--- begin ---

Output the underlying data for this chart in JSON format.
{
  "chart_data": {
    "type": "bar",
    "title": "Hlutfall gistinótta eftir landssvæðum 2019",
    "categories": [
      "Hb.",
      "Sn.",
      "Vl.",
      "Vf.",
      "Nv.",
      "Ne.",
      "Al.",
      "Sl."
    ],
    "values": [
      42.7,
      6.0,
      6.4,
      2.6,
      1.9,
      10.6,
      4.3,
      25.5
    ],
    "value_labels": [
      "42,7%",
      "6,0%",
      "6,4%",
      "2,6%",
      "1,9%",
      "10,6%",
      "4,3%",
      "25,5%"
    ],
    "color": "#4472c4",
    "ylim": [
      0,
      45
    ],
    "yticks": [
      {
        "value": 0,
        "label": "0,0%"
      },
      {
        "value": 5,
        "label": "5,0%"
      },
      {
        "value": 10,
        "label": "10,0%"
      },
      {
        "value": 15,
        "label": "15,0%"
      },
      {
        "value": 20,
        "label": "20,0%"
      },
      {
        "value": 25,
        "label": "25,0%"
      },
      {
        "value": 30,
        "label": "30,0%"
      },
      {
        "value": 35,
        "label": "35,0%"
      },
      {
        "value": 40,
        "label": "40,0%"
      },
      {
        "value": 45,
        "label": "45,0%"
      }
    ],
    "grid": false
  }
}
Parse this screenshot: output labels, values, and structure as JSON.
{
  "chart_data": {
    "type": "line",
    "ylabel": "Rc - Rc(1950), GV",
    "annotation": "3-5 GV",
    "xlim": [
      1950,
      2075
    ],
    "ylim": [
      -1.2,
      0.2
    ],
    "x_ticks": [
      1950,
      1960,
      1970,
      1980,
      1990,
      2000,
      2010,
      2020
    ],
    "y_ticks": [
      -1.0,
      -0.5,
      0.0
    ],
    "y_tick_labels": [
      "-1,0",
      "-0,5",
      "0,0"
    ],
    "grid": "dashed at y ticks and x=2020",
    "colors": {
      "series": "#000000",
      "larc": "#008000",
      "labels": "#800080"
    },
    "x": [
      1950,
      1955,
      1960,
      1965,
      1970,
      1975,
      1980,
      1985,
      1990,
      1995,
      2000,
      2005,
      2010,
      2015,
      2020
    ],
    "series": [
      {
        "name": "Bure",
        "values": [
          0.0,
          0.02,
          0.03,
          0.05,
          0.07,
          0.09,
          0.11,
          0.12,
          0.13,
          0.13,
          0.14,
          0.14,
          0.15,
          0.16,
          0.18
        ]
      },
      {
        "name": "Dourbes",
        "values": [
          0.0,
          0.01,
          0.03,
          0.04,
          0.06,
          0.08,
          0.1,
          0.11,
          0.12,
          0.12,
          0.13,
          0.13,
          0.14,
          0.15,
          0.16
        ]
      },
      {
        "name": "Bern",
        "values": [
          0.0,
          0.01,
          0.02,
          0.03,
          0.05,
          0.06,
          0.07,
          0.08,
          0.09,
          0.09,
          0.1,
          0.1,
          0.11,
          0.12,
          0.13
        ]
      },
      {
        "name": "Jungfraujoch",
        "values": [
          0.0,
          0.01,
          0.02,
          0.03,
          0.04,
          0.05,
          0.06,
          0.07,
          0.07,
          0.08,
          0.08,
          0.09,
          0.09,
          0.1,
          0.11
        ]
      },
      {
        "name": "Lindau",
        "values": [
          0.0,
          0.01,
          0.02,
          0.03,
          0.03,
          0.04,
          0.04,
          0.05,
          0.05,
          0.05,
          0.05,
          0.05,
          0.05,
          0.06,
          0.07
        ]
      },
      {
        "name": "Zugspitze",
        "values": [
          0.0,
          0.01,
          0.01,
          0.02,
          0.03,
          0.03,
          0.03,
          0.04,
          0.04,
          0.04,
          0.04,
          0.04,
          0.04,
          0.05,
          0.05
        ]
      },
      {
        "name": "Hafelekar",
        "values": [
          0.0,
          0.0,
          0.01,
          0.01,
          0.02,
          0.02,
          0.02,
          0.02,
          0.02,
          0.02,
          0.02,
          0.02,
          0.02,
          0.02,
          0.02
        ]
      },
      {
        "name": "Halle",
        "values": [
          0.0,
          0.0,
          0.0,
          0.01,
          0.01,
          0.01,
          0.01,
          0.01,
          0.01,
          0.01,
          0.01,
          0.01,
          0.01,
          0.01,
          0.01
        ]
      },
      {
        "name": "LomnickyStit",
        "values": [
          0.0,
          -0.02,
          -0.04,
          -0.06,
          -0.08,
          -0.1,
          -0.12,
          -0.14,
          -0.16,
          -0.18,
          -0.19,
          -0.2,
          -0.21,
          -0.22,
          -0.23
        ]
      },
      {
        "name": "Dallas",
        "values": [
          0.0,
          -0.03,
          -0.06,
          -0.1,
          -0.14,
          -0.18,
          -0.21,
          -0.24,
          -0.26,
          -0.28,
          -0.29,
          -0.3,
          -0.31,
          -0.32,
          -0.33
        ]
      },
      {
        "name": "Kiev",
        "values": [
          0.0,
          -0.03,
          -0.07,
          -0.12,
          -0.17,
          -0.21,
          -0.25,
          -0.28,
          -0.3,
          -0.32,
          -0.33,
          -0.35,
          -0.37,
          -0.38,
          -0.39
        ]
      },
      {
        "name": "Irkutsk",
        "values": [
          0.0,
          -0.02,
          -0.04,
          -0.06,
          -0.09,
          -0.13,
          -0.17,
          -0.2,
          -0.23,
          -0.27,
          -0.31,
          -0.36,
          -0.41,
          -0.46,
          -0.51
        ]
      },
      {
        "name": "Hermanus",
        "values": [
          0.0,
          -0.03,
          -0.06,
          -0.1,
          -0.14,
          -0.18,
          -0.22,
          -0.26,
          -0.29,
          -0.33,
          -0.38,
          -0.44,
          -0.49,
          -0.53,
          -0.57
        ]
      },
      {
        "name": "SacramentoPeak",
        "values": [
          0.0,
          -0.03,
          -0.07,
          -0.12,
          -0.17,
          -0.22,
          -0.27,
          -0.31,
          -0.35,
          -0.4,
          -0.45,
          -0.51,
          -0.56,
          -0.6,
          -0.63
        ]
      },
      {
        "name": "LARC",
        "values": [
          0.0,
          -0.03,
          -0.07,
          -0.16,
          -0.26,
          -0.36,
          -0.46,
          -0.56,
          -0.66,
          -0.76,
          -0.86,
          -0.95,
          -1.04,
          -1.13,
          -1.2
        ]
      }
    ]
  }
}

--- end ---

▶ **Exercise prompt**
Write out the entire listing exactly.

▶ **Answer in full**
Output the underlying data for this chart in JSON format.
{
  "chart_data": {
    "type": "bar",
    "title": "Hlutfall gistinótta eftir landssvæðum 2019",
    "categories": [
      "Hb.",
      "Sn.",
      "Vl.",
      "Vf.",
      "Nv.",
      "Ne.",
      "Al.",
      "Sl."
    ],
    "values": [
      42.7,
      6.0,
      6.4,
      2.6,
      1.9,
      10.6,
      4.3,
      25.5
    ],
    "value_labels": [
      "42,7%",
      "6,0%",
      "6,4%",
      "2,6%",
      "1,9%",
      "10,6%",
      "4,3%",
      "25,5%"
    ],
    "color": "#4472c4",
    "ylim": [
      0,
      45
    ],
    "yticks": [
      {
        "value": 0,
        "label": "0,0%"
      },
      {
        "value": 5,
        "label": "5,0%"
      },
      {
        "value": 10,
        "label": "10,0%"
      },
      {
        "value": 15,
        "label": "15,0%"
      },
      {
        "value": 20,
        "label": "20,0%"
      },
      {
        "value": 25,
        "label": "25,0%"
      },
      {
        "value": 30,
        "label": "30,0%"
      },
      {
        "value": 35,
        "label": "35,0%"
      },
      {
        "value": 40,
        "label": "40,0%"
      },
      {
        "value": 45,
        "label": "45,0%"
      }
    ],
    "grid": false
  }
}
Parse this screenshot: output labels, values, and structure as JSON.
{
  "chart_data": {
    "type": "line",
    "ylabel": "Rc - Rc(1950), GV",
    "annotation": "3-5 GV",
    "xlim": [
      1950,
      2075
    ],
    "ylim": [
      -1.2,
      0.2
    ],
    "x_ticks": [
      1950,
      1960,
      1970,
      1980,
      1990,
      2000,
      2010,
      2020
    ],
    "y_ticks": [
      -1.0,
      -0.5,
      0.0
    ],
    "y_tick_labels": [
      "-1,0",
      "-0,5",
      "0,0"
    ],
    "grid": "dashed at y ticks and x=2020",
    "colors": {
      "series": "#000000",
      "larc": "#008000",
      "labels": "#800080"
    },
    "x": [
      1950,
      1955,
      1960,
      1965,
      1970,
      1975,
      1980,
      1985,
      1990,
      1995,
      2000,
      2005,
      2010,
      2015,
      2020
    ],
    "series": [
      {
        "name": "Bure",
        "values": [
          0.0,
          0.02,
          0.03,
          0.05,
          0.07,
          0.09,
          0.11,
          0.12,
          0.13,
          0.13,
          0.14,
          0.14,
          0.15,
          0.16,
          0.18
        ]
      },
      {
        "name": "Dourbes",
        "values": [
          0.0,
          0.01,
          0.03,
          0.04,
          0.06,
          0.08,
          0.1,
          0.11,
          0.12,
          0.12,
          0.13,
          0.13,
          0.14,
          0.15,
          0.16
        ]
      },
      {
        "name": "Bern",
        "values": [
          0.0,
          0.01,
          0.02,
          0.03,
          0.05,
          0.06,
          0.07,
          0.08,
          0.09,
          0.09,
          0.1,
          0.1,
          0.11,
          0.12,
          0.13
        ]
      },
      {
        "name": "Jungfraujoch",
        "values": [
          0.0,
          0.01,
          0.02,
          0.03,
          0.04,
          0.05,
          0.06,
          0.07,
          0.07,
          0.08,
          0.08,
          0.09,
          0.09,
          0.1,
          0.11
        ]
      },
      {
        "name": "Lindau",
        "values": [
          0.0,
          0.01,
          0.02,
          0.03,
          0.03,
          0.04,
          0.04,
          0.05,
          0.05,
          0.05,
          0.05,
          0.05,
          0.05,
          0.06,
          0.07
        ]
      },
      {
        "name": "Zugspitze",
        "values": [
          0.0,
          0.01,
          0.01,
          0.02,
          0.03,
          0.03,
          0.03,
          0.04,
          0.04,
          0.04,
          0.04,
          0.04,
          0.04,
          0.05,
          0.05
        ]
      },
      {
        "name": "Hafelekar",
        "values": [
          0.0,
          0.0,
          0.01,
          0.01,
          0.02,
          0.02,
          0.02,
          0.02,
          0.02,
          0.02,
          0.02,
          0.02,
          0.02,
          0.02,
          0.02
        ]
      },
      {
        "name": "Halle",
        "values": [
          0.0,
          0.0,
          0.0,
          0.01,
          0.01,
          0.01,
          0.01,
          0.01,
          0.01,
          0.01,
          0.01,
          0.01,
          0.01,
          0.01,
          0.01
        ]
      },
      {
        "name": "LomnickyStit",
        "values": [
          0.0,
          -0.02,
          -0.04,
          -0.06,
          -0.08,
          -0.1,
          -0.12,
          -0.14,
          -0.16,
          -0.18,
          -0.19,
          -0.2,
          -0.21,
          -0.22,
          -0.23
        ]
      },
      {
        "name": "Dallas",
        "values": [
          0.0,
          -0.03,
          -0.06,
          -0.1,
          -0.14,
          -0.18,
          -0.21,
          -0.24,
          -0.26,
          -0.28,
          -0.29,
          -0.3,
          -0.31,
          -0.32,
          -0.33
        ]
      },
      {
        "name": "Kiev",
        "values": [
          0.0,
          -0.03,
          -0.07,
          -0.12,
          -0.17,
          -0.21,
          -0.25,
          -0.28,
          -0.3,
          -0.32,
          -0.33,
          -0.35,
          -0.37,
          -0.38,
          -0.39
        ]
      },
      {
        "name": "Irkutsk",
        "values": [
          0.0,
          -0.02,
          -0.04,
          -0.06,
          -0.09,
          -0.13,
          -0.17,
          -0.2,
          -0.23,
          -0.27,
          -0.31,
          -0.36,
          -0.41,
          -0.46,
          -0.51
        ]
      },
      {
        "name": "Hermanus",
        "values": [
          0.0,
          -0.03,
          -0.06,
          -0.1,
          -0.14,
          -0.18,
          -0.22,
          -0.26,
          -0.29,
          -0.33,
          -0.38,
          -0.44,
          -0.49,
          -0.53,
          -0.57
        ]
      },
      {
        "name": "SacramentoPeak",
        "values": [
          0.0,
          -0.03,
          -0.07,
          -0.12,
          -0.17,
          -0.22,
          -0.27,
          -0.31,
          -0.35,
          -0.4,
          -0.45,
          -0.51,
          -0.56,
          -0.6,
          -0.63
        ]
      },
      {
        "name": "LARC",
        "values": [
          0.0,
          -0.03,
          -0.07,
          -0.16,
          -0.26,
          -0.36,
          -0.46,
          -0.56,
          -0.66,
          -0.76,
          -0.86,
          -0.95,
          -1.04,
          -1.13,
          -1.2
        ]
      }
    ]
  }
}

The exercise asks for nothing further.